| Task statement |
The material below should be written out in full and exactly; pictures stay out of the copy.
☆ ☆ ☆ ☆ ☆
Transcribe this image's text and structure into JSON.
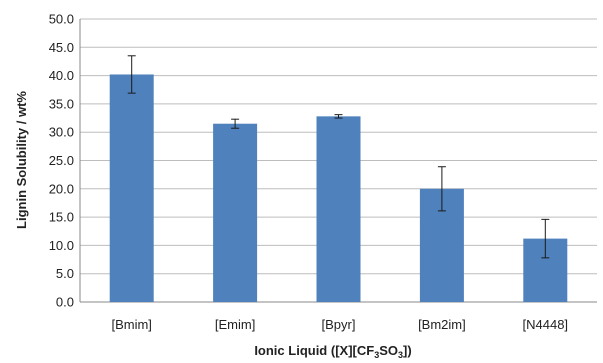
{
  "chart_data": {
    "type": "bar",
    "title": "",
    "xlabel": "Ionic Liquid ([X][CF3SO3])",
    "xlabel_parts": {
      "prefix": "Ionic Liquid ([X][CF",
      "sub1": "3",
      "mid": "SO",
      "sub2": "3",
      "suffix": "])"
    },
    "ylabel": "Lignin Solubility / wt%",
    "categories": [
      "[Bmim]",
      "[Emim]",
      "[Bpyr]",
      "[Bm2im]",
      "[N4448]"
    ],
    "values": [
      40.2,
      31.5,
      32.8,
      20.0,
      11.2
    ],
    "error_bars": [
      3.3,
      0.8,
      0.3,
      3.9,
      3.4
    ],
    "ylim": [
      0,
      50
    ],
    "yticks": [
      "0.0",
      "5.0",
      "10.0",
      "15.0",
      "20.0",
      "25.0",
      "30.0",
      "35.0",
      "40.0",
      "45.0",
      "50.0"
    ],
    "grid": true,
    "legend": "none",
    "bar_color": "#4f81bd"
  }
}
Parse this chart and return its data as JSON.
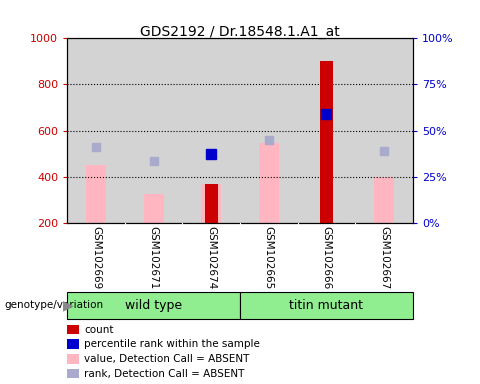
{
  "title": "GDS2192 / Dr.18548.1.A1_at",
  "samples": [
    "GSM102669",
    "GSM102671",
    "GSM102674",
    "GSM102665",
    "GSM102666",
    "GSM102667"
  ],
  "ylim_left": [
    200,
    1000
  ],
  "ylim_right": [
    0,
    100
  ],
  "pink_bar_values": [
    450,
    325,
    370,
    545,
    null,
    400
  ],
  "light_blue_square_values": [
    530,
    470,
    null,
    560,
    670,
    510
  ],
  "dark_red_bar_values": [
    null,
    null,
    370,
    null,
    900,
    null
  ],
  "blue_square_values": [
    null,
    null,
    500,
    null,
    670,
    null
  ],
  "pink_color": "#FFB6C1",
  "light_blue_color": "#AAAACC",
  "dark_red_color": "#CC0000",
  "blue_color": "#0000CC",
  "ylabel_left_color": "#CC0000",
  "ylabel_right_color": "#0000CC",
  "grid_color": "#000000",
  "bg_plot_color": "#D3D3D3",
  "bg_outer_color": "#FFFFFF",
  "bg_label_color": "#C0C0C0",
  "green_color": "#90EE90",
  "yticks_left": [
    200,
    400,
    600,
    800,
    1000
  ],
  "yticks_right": [
    0,
    25,
    50,
    75,
    100
  ],
  "bar_width": 0.35,
  "dark_red_bar_width": 0.22,
  "legend_items": [
    {
      "color": "#CC0000",
      "label": "count"
    },
    {
      "color": "#0000CC",
      "label": "percentile rank within the sample"
    },
    {
      "color": "#FFB6C1",
      "label": "value, Detection Call = ABSENT"
    },
    {
      "color": "#AAAACC",
      "label": "rank, Detection Call = ABSENT"
    }
  ],
  "wt_samples": [
    0,
    1,
    2
  ],
  "tm_samples": [
    3,
    4,
    5
  ]
}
☆ ☆ ☆ ☆ ☆
| Response to the exercise |
Transcribe this image's text and structure into JSON.
{
  "chart_data": {
    "type": "bar",
    "title": "",
    "xlabel": "Ionic Liquid ([X][CF3SO3])",
    "xlabel_parts": {
      "prefix": "Ionic Liquid ([X][CF",
      "sub1": "3",
      "mid": "SO",
      "sub2": "3",
      "suffix": "])"
    },
    "ylabel": "Lignin Solubility / wt%",
    "categories": [
      "[Bmim]",
      "[Emim]",
      "[Bpyr]",
      "[Bm2im]",
      "[N4448]"
    ],
    "values": [
      40.2,
      31.5,
      32.8,
      20.0,
      11.2
    ],
    "error_bars": [
      3.3,
      0.8,
      0.3,
      3.9,
      3.4
    ],
    "ylim": [
      0,
      50
    ],
    "yticks": [
      "0.0",
      "5.0",
      "10.0",
      "15.0",
      "20.0",
      "25.0",
      "30.0",
      "35.0",
      "40.0",
      "45.0",
      "50.0"
    ],
    "grid": true,
    "legend": "none",
    "bar_color": "#4f81bd"
  }
}
Parse this chart and return its data as JSON.
{
  "title": "GDS2192 / Dr.18548.1.A1_at",
  "samples": [
    "GSM102669",
    "GSM102671",
    "GSM102674",
    "GSM102665",
    "GSM102666",
    "GSM102667"
  ],
  "ylim_left": [
    200,
    1000
  ],
  "ylim_right": [
    0,
    100
  ],
  "pink_bar_values": [
    450,
    325,
    370,
    545,
    null,
    400
  ],
  "light_blue_square_values": [
    530,
    470,
    null,
    560,
    670,
    510
  ],
  "dark_red_bar_values": [
    null,
    null,
    370,
    null,
    900,
    null
  ],
  "blue_square_values": [
    null,
    null,
    500,
    null,
    670,
    null
  ],
  "pink_color": "#FFB6C1",
  "light_blue_color": "#AAAACC",
  "dark_red_color": "#CC0000",
  "blue_color": "#0000CC",
  "ylabel_left_color": "#CC0000",
  "ylabel_right_color": "#0000CC",
  "grid_color": "#000000",
  "bg_plot_color": "#D3D3D3",
  "bg_outer_color": "#FFFFFF",
  "bg_label_color": "#C0C0C0",
  "green_color": "#90EE90",
  "yticks_left": [
    200,
    400,
    600,
    800,
    1000
  ],
  "yticks_right": [
    0,
    25,
    50,
    75,
    100
  ],
  "bar_width": 0.35,
  "dark_red_bar_width": 0.22,
  "legend_items": [
    {
      "color": "#CC0000",
      "label": "count"
    },
    {
      "color": "#0000CC",
      "label": "percentile rank within the sample"
    },
    {
      "color": "#FFB6C1",
      "label": "value, Detection Call = ABSENT"
    },
    {
      "color": "#AAAACC",
      "label": "rank, Detection Call = ABSENT"
    }
  ],
  "wt_samples": [
    0,
    1,
    2
  ],
  "tm_samples": [
    3,
    4,
    5
  ]
}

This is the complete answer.